======== Data records ========

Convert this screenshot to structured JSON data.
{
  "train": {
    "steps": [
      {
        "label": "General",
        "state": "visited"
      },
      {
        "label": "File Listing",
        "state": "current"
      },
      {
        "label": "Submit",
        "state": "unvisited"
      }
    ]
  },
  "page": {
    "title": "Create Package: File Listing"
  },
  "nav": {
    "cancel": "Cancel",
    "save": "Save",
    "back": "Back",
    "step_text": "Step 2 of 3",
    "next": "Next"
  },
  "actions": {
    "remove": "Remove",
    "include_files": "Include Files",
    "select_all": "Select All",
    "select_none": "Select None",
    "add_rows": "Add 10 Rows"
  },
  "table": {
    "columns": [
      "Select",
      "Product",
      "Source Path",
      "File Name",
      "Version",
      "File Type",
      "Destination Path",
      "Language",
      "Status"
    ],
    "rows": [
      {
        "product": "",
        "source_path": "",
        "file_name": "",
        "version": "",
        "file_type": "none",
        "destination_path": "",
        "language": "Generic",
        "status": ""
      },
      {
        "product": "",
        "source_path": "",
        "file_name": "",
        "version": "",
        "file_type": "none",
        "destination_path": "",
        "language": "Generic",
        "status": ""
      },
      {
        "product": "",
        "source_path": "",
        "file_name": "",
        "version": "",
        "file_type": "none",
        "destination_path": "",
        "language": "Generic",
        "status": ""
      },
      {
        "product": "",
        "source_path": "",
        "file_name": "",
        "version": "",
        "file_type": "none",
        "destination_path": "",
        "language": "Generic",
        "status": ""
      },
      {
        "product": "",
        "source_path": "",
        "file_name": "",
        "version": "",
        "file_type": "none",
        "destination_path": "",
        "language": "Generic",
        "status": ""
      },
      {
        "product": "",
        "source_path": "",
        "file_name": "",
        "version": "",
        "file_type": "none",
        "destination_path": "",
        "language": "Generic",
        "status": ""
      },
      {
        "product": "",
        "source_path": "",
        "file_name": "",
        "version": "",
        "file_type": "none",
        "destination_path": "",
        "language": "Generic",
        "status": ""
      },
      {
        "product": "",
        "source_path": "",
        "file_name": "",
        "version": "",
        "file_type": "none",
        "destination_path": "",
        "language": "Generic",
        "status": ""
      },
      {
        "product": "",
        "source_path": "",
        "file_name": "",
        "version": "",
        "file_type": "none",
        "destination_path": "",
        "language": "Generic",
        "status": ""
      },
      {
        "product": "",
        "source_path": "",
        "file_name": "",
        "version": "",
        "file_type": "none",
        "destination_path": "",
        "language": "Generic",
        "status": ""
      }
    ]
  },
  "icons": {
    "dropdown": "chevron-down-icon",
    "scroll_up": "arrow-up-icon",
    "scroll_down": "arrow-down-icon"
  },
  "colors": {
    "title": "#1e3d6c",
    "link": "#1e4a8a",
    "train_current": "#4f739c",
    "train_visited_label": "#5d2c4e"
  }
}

========

To be done -> Of the lines in the listing, how many hold the word "arrow"? Nothing but the number is needed.

Right answer -> 2